| What you need to do |
Wherever "Shift" appears in a line, copy that line.

| The records |
- - - -

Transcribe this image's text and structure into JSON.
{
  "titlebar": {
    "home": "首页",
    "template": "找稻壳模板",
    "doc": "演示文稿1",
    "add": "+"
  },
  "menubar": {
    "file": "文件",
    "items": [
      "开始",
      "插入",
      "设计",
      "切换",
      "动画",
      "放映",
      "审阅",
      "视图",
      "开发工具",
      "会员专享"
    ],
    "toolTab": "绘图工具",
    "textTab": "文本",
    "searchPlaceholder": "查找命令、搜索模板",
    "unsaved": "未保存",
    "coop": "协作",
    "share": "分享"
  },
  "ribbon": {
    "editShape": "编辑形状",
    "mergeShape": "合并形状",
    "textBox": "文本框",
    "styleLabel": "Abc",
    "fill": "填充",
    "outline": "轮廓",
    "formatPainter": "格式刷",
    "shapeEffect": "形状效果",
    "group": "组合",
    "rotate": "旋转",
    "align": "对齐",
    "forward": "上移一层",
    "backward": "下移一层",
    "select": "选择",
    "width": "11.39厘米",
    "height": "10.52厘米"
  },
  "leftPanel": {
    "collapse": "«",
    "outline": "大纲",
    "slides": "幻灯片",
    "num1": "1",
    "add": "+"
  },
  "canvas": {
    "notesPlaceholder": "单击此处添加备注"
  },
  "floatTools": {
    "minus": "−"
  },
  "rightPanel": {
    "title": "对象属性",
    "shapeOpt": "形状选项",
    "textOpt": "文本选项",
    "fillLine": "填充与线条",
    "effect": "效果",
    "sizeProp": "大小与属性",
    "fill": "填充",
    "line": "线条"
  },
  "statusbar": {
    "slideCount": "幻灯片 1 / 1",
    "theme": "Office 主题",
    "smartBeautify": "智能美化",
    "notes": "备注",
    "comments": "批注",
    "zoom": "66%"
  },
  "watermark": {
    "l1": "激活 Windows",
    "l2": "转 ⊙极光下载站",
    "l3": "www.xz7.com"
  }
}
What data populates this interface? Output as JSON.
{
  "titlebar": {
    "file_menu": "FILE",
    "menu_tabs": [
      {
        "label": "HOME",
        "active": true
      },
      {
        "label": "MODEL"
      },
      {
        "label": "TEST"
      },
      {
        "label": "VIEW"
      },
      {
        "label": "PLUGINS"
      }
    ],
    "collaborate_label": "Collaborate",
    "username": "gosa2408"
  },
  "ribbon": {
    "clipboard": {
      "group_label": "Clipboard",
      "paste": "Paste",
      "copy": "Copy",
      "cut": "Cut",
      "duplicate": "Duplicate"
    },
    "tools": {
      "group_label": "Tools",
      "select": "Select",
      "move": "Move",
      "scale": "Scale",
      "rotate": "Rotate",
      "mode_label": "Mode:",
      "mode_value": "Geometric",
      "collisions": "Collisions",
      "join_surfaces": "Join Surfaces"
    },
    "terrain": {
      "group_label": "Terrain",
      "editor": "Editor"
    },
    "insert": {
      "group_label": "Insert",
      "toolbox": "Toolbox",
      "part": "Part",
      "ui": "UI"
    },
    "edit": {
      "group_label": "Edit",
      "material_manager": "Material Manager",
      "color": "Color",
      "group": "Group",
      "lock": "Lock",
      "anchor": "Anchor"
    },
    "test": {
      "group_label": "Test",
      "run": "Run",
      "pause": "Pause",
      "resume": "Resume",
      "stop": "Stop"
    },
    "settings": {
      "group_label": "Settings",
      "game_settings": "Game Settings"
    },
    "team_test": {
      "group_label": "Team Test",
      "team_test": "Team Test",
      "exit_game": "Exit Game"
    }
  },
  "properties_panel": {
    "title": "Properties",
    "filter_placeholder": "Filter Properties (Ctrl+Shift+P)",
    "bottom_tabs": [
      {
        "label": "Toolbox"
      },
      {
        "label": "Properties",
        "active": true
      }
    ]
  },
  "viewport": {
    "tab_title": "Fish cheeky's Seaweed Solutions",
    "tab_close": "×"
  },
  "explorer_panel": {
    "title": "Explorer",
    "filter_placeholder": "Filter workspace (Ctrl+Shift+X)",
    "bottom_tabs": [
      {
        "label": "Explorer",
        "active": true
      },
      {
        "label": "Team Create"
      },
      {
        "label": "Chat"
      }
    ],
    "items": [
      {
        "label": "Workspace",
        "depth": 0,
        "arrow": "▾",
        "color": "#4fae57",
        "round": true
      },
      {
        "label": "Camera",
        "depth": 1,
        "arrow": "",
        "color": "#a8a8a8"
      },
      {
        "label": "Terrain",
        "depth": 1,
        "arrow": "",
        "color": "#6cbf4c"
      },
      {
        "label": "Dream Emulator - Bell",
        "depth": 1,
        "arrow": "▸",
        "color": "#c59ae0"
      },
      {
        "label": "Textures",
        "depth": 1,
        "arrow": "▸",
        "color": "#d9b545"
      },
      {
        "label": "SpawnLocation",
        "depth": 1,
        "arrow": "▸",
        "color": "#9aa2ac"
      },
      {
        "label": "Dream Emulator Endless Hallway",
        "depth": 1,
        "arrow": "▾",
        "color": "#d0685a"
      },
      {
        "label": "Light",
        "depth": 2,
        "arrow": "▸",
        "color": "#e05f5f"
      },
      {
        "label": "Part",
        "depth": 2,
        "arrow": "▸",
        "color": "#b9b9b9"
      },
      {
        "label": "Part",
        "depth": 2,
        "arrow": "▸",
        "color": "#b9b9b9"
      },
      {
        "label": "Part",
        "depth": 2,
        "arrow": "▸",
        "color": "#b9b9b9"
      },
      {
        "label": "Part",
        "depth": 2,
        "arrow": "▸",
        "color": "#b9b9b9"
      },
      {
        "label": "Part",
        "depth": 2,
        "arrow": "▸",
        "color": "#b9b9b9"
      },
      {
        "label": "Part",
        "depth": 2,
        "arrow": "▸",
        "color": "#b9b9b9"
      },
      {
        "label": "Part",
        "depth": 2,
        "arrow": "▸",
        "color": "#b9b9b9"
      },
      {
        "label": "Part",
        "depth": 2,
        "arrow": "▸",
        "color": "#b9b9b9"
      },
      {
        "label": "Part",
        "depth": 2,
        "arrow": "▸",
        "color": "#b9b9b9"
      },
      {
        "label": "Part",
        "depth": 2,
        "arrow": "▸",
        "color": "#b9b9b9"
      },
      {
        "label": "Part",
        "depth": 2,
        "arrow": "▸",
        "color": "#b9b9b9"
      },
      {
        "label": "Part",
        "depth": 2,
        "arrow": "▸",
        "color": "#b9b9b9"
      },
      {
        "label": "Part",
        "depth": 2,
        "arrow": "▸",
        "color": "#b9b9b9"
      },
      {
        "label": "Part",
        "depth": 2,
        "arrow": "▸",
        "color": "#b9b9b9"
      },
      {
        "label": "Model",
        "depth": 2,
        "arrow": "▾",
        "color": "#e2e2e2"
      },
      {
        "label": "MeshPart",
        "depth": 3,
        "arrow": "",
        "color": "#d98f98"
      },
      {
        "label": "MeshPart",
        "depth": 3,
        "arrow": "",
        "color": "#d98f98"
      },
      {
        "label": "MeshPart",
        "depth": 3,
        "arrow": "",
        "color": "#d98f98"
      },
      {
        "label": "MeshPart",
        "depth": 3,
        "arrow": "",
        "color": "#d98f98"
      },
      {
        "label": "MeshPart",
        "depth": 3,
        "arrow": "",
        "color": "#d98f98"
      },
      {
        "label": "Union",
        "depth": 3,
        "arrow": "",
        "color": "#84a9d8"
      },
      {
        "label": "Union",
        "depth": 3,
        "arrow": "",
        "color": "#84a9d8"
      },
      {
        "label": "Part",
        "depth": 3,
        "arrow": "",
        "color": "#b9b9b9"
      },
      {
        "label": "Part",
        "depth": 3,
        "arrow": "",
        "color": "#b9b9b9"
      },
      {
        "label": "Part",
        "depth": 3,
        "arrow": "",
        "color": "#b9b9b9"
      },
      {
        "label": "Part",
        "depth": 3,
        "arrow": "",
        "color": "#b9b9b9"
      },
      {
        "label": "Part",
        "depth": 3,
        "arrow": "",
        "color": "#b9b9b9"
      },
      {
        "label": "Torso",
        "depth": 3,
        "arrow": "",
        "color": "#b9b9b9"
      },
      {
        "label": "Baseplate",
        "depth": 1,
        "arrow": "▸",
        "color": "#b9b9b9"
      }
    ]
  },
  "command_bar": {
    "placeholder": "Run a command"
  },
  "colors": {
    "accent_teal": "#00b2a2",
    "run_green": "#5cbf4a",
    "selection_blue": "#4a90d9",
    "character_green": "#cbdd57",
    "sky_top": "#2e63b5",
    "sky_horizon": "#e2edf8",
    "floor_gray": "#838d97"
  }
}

- - - -

| Answer to this task |
    "filter_placeholder": "Filter Properties (Ctrl+Shift+P)",
    "filter_placeholder": "Filter workspace (Ctrl+Shift+X)",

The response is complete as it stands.